Data in this exercise =
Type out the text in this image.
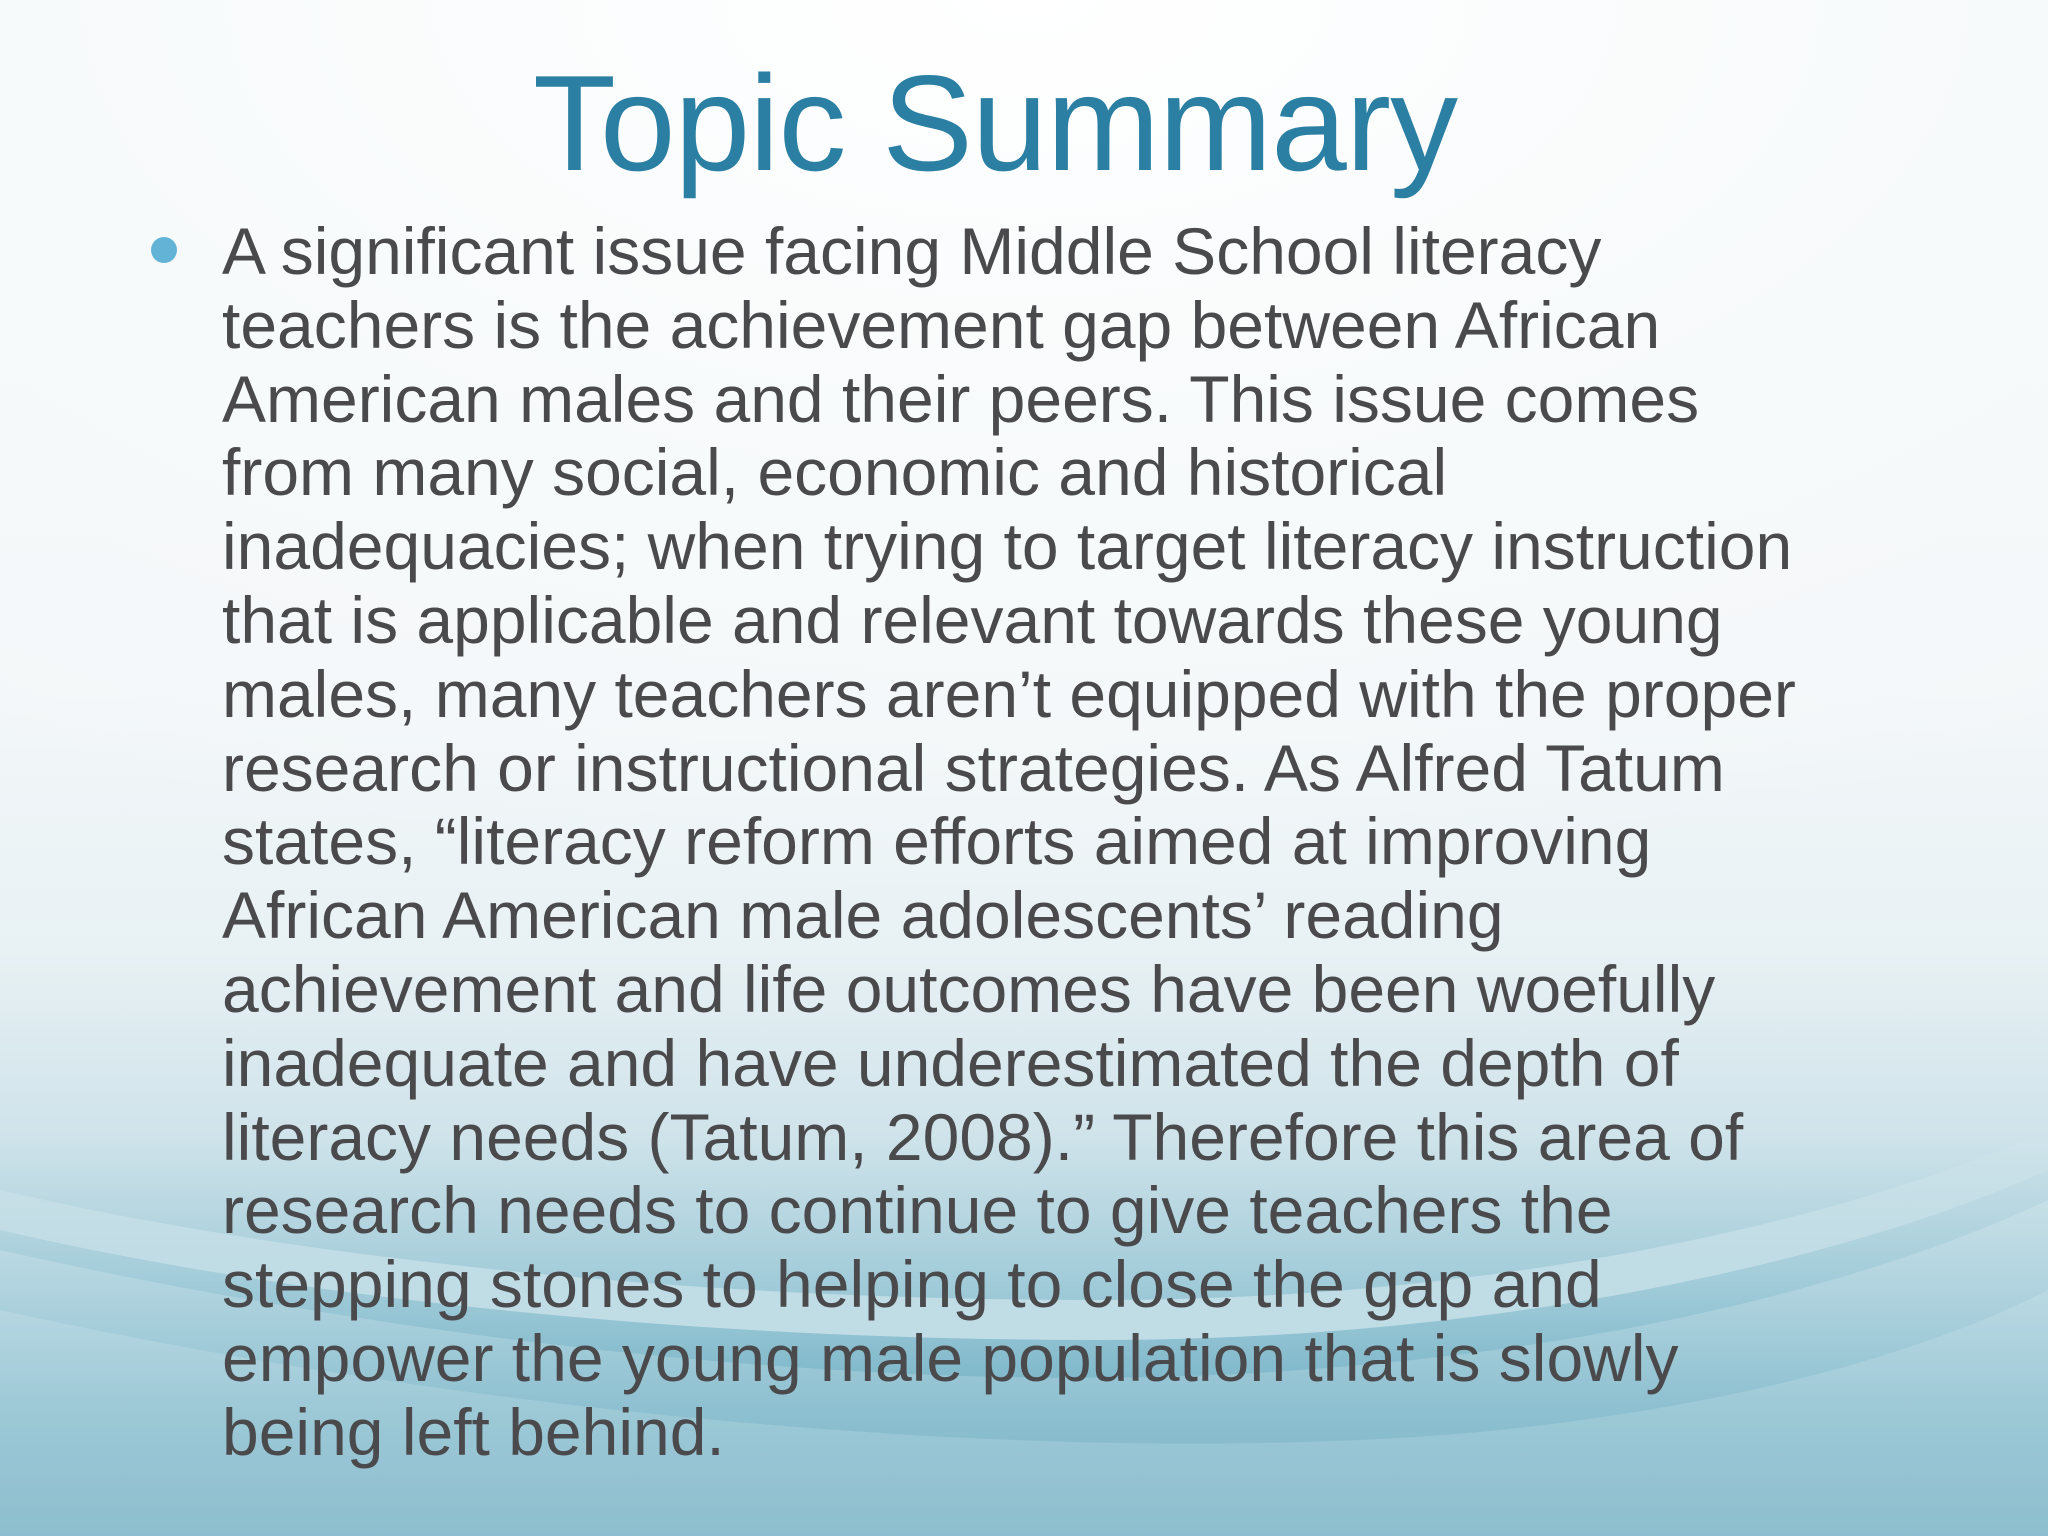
Topic Summary
A significant issue facing Middle School literacy
teachers is the achievement gap between African
American males and their peers. This issue comes
from many social, economic and historical
inadequacies; when trying to target literacy instruction
that is applicable and relevant towards these young
males, many teachers aren’t equipped with the proper
research or instructional strategies. As Alfred Tatum
states, “literacy reform efforts aimed at improving
African American male adolescents’ reading
achievement and life outcomes have been woefully
inadequate and have underestimated the depth of
literacy needs (Tatum, 2008).” Therefore this area of
research needs to continue to give teachers the
stepping stones to helping to close the gap and
empower the young male population that is slowly
being left behind.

Problem = Lines containing the string "that" are to be selected and copied.

Solution for this task =
that is applicable and relevant towards these young
empower the young male population that is slowly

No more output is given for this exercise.